» Instructions for the task:
Omit the pictures and output every entry below exactly as written.

» Data shown:
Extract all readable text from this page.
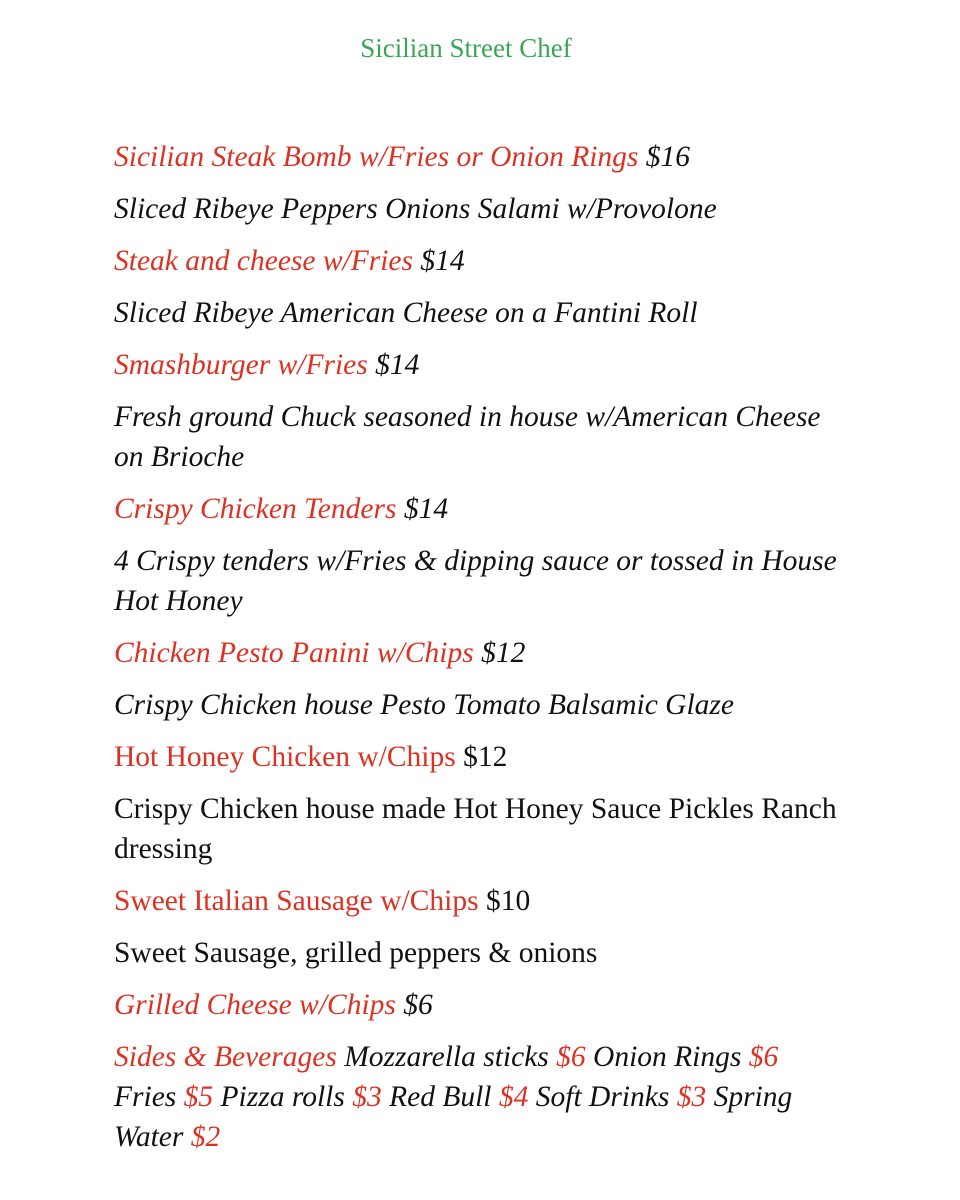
Sicilian Street Chef
Sicilian Steak Bomb w/Fries or Onion Rings $16
Sliced Ribeye Peppers Onions Salami w/Provolone
Steak and cheese w/Fries $14
Sliced Ribeye American Cheese on a Fantini Roll
Smashburger w/Fries $14
Fresh ground Chuck seasoned in house w/American Cheese on Brioche
Crispy Chicken Tenders $14
4 Crispy tenders w/Fries & dipping sauce or tossed in House Hot Honey
Chicken Pesto Panini w/Chips $12
Crispy Chicken house Pesto Tomato Balsamic Glaze
Hot Honey Chicken w/Chips $12
Crispy Chicken house made Hot Honey Sauce Pickles Ranch dressing
Sweet Italian Sausage w/Chips $10
Sweet Sausage, grilled peppers & onions
Grilled Cheese w/Chips $6
Sides & Beverages Mozzarella sticks $6 Onion Rings $6 Fries $5 Pizza rolls $3 Red Bull $4 Soft Drinks $3 Spring Water $2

» Exercise output:
Extract all readable text from this page.
Sicilian Street Chef
Sicilian Steak Bomb w/Fries or Onion Rings $16
Sliced Ribeye Peppers Onions Salami w/Provolone
Steak and cheese w/Fries $14
Sliced Ribeye American Cheese on a Fantini Roll
Smashburger w/Fries $14
Fresh ground Chuck seasoned in house w/American Cheese on Brioche
Crispy Chicken Tenders $14
4 Crispy tenders w/Fries & dipping sauce or tossed in House Hot Honey
Chicken Pesto Panini w/Chips $12
Crispy Chicken house Pesto Tomato Balsamic Glaze
Hot Honey Chicken w/Chips $12
Crispy Chicken house made Hot Honey Sauce Pickles Ranch dressing
Sweet Italian Sausage w/Chips $10
Sweet Sausage, grilled peppers & onions
Grilled Cheese w/Chips $6
Sides & Beverages Mozzarella sticks $6 Onion Rings $6 Fries $5 Pizza rolls $3 Red Bull $4 Soft Drinks $3 Spring Water $2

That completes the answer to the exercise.